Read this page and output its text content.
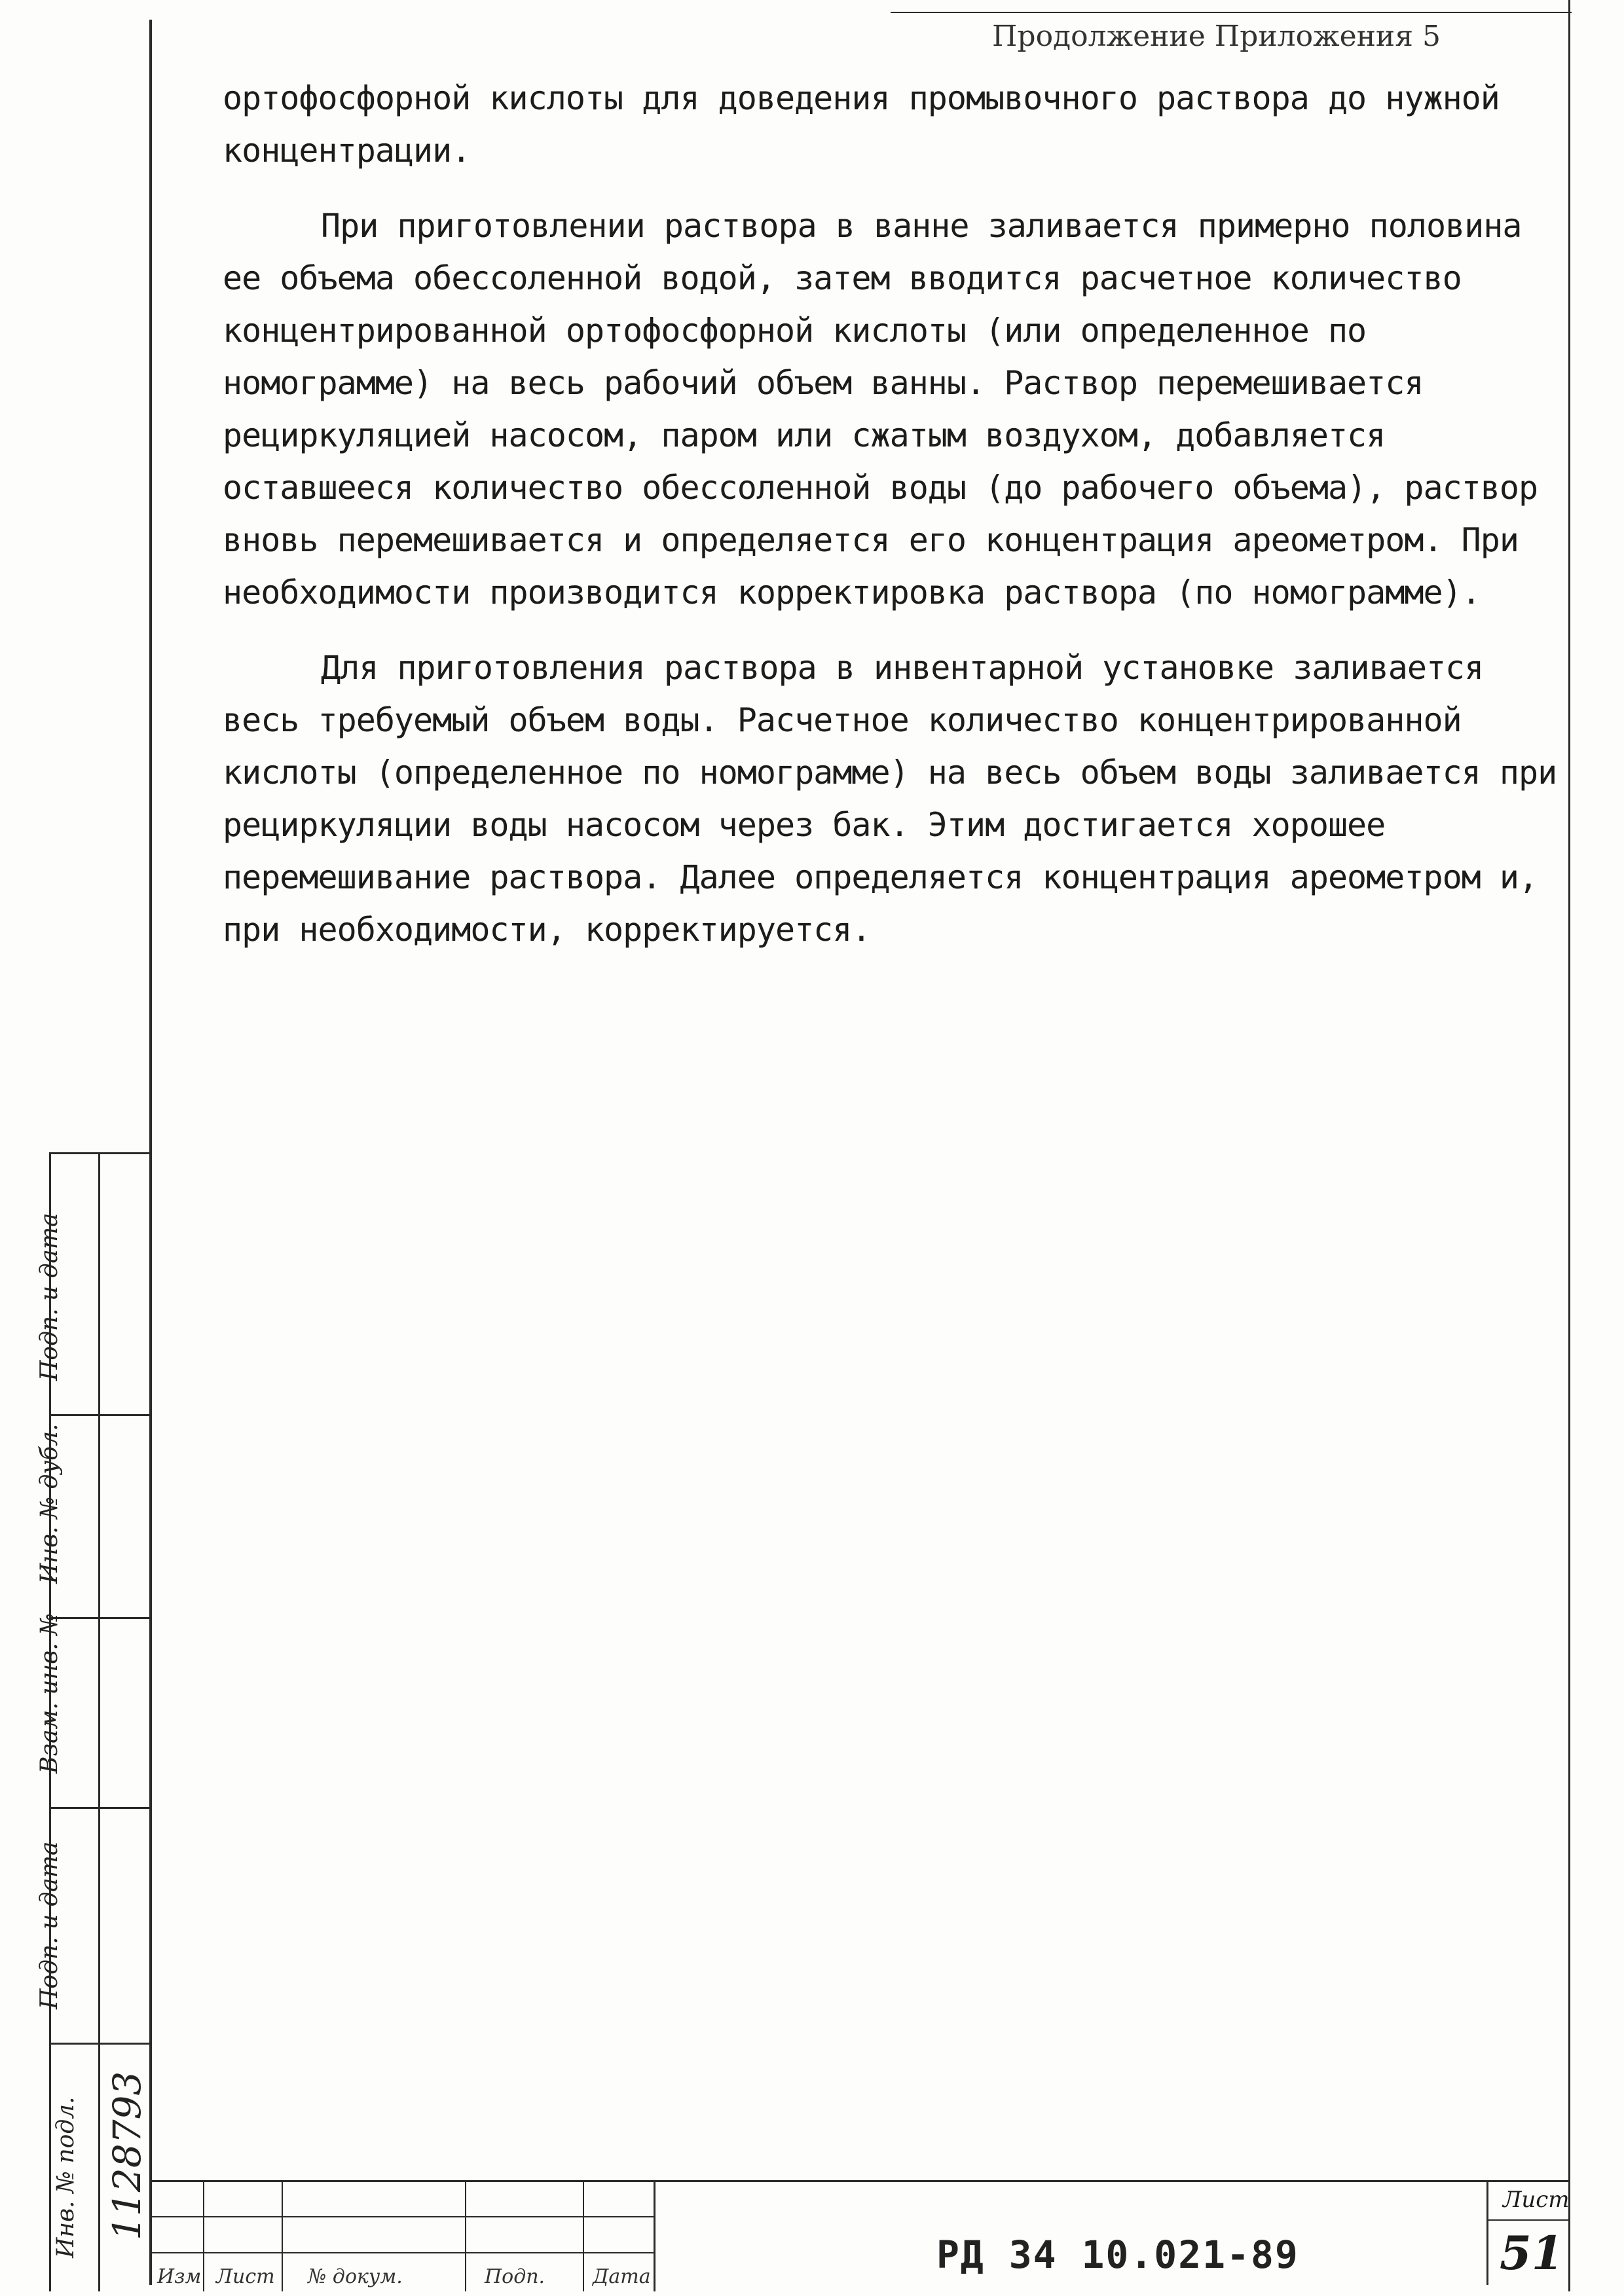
Продолжение Приложения 5

ортофосфорной кислоты для доведения промывочного раствора до нужной концентрации.

При приготовлении раствора в ванне заливается примерно половина ее объема обессоленной водой, затем вводится расчетное количество концентрированной ортофосфорной кислоты (или определенное по номограмме) на весь рабочий объем ванны. Раствор перемешивается рециркуляцией насосом, паром или сжатым воздухом, добавляется оставшееся количество обессоленной воды (до рабочего объема), раствор вновь перемешивается и определяется его концентрация ареометром. При необходимости производится корректировка раствора (по номограмме).

Для приготовления раствора в инвентарной установке заливается весь требуемый объем воды. Расчетное количество концентрированной кислоты (определенное по номограмме) на весь объем воды заливается при рециркуляции воды насосом через бак. Этим достигается хорошее перемешивание раствора. Далее определяется концентрация ареометром и, при необходимости, корректируется.

Подп. и дата
Инв. № дубл.
Взам. инв. №
Подп. и дата
Инв. № подл. 1128793
Изм Лист № докум.	Подп. Дата	РД 34 10.021-89
Лист
51
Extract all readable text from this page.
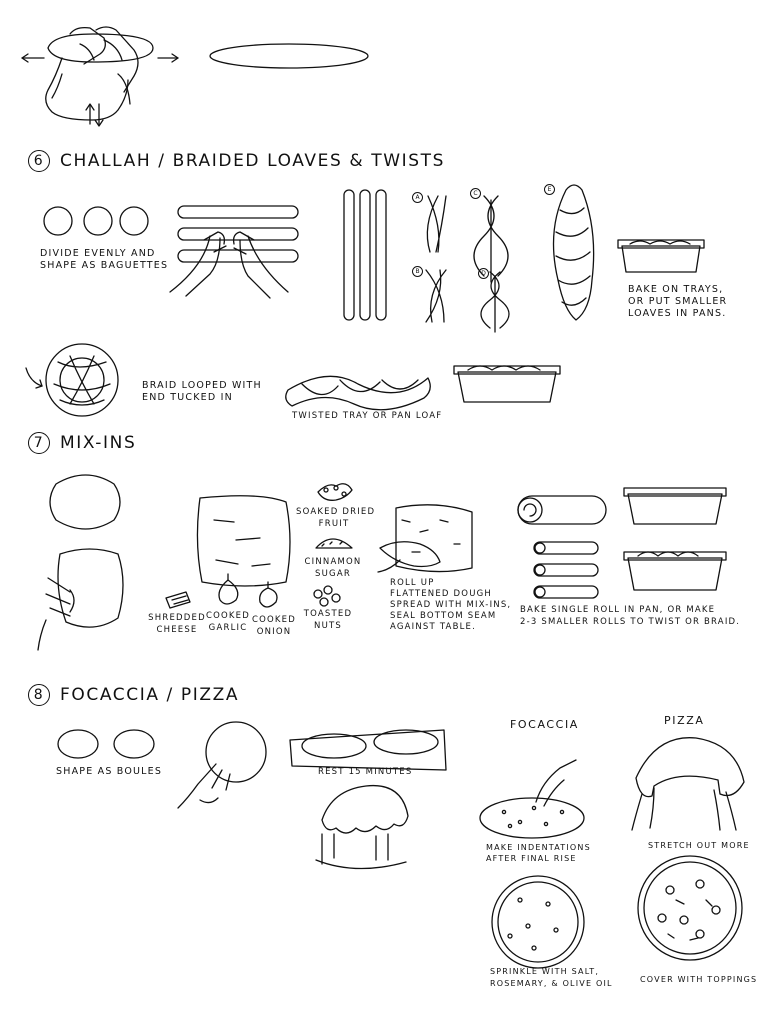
6 CHALLAH / BRAIDED LOAVES & TWISTS
7 MIX-INS
8 FOCACCIA / PIZZA
A
B
C
D
E
DIVIDE EVENLY AND
SHAPE AS BAGUETTES
BAKE ON TRAYS,
OR PUT SMALLER
LOAVES IN PANS.
BRAID LOOPED WITH
END TUCKED IN
TWISTED TRAY OR PAN LOAF
SOAKED DRIED
FRUIT
CINNAMON
SUGAR
SHREDDED
CHEESE
COOKED
GARLIC
COOKED
ONION
TOASTED
NUTS
ROLL UP
FLATTENED DOUGH
SPREAD WITH MIX-INS,
SEAL BOTTOM SEAM
AGAINST TABLE.
BAKE SINGLE ROLL IN PAN, OR MAKE
2-3 SMALLER ROLLS TO TWIST OR BRAID.
SHAPE AS BOULES	REST 15 MINUTES
FOCACCIA	PIZZA
MAKE INDENTATIONS
AFTER FINAL RISE
STRETCH OUT MORE
SPRINKLE WITH SALT,
ROSEMARY, & OLIVE OIL	COVER WITH TOPPINGS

********

_Description of the task_
Print each line of the material above exactly, with the pictures removed from your copy.

_Written response_
Read this page and output its text content.
Продолжение Приложения 5

ортофосфорной кислоты для доведения промывочного раствора до нужной концентрации.

При приготовлении раствора в ванне заливается примерно половина ее объема обессоленной водой, затем вводится расчетное количество концентрированной ортофосфорной кислоты (или определенное по номограмме) на весь рабочий объем ванны. Раствор перемешивается рециркуляцией насосом, паром или сжатым воздухом, добавляется оставшееся количество обессоленной воды (до рабочего объема), раствор вновь перемешивается и определяется его концентрация ареометром. При необходимости производится корректировка раствора (по номограмме).

Для приготовления раствора в инвентарной установке заливается весь требуемый объем воды. Расчетное количество концентрированной кислоты (определенное по номограмме) на весь объем воды заливается при рециркуляции воды насосом через бак. Этим достигается хорошее перемешивание раствора. Далее определяется концентрация ареометром и, при необходимости, корректируется.

Подп. и дата
Инв. № дубл.
Взам. инв. №
Подп. и дата
Инв. № подл. 1128793
Изм Лист № докум.	Подп. Дата	РД 34 10.021-89
Лист
51
Extract all readable text from this page.
6 CHALLAH / BRAIDED LOAVES & TWISTS
7 MIX-INS
8 FOCACCIA / PIZZA
A
B
C
D
E
DIVIDE EVENLY AND
SHAPE AS BAGUETTES
BAKE ON TRAYS,
OR PUT SMALLER
LOAVES IN PANS.
BRAID LOOPED WITH
END TUCKED IN
TWISTED TRAY OR PAN LOAF
SOAKED DRIED
FRUIT
CINNAMON
SUGAR
SHREDDED
CHEESE
COOKED
GARLIC
COOKED
ONION
TOASTED
NUTS
ROLL UP
FLATTENED DOUGH
SPREAD WITH MIX-INS,
SEAL BOTTOM SEAM
AGAINST TABLE.
BAKE SINGLE ROLL IN PAN, OR MAKE
2-3 SMALLER ROLLS TO TWIST OR BRAID.
SHAPE AS BOULES	REST 15 MINUTES
FOCACCIA	PIZZA
MAKE INDENTATIONS
AFTER FINAL RISE
STRETCH OUT MORE
SPRINKLE WITH SALT,
ROSEMARY, & OLIVE OIL	COVER WITH TOPPINGS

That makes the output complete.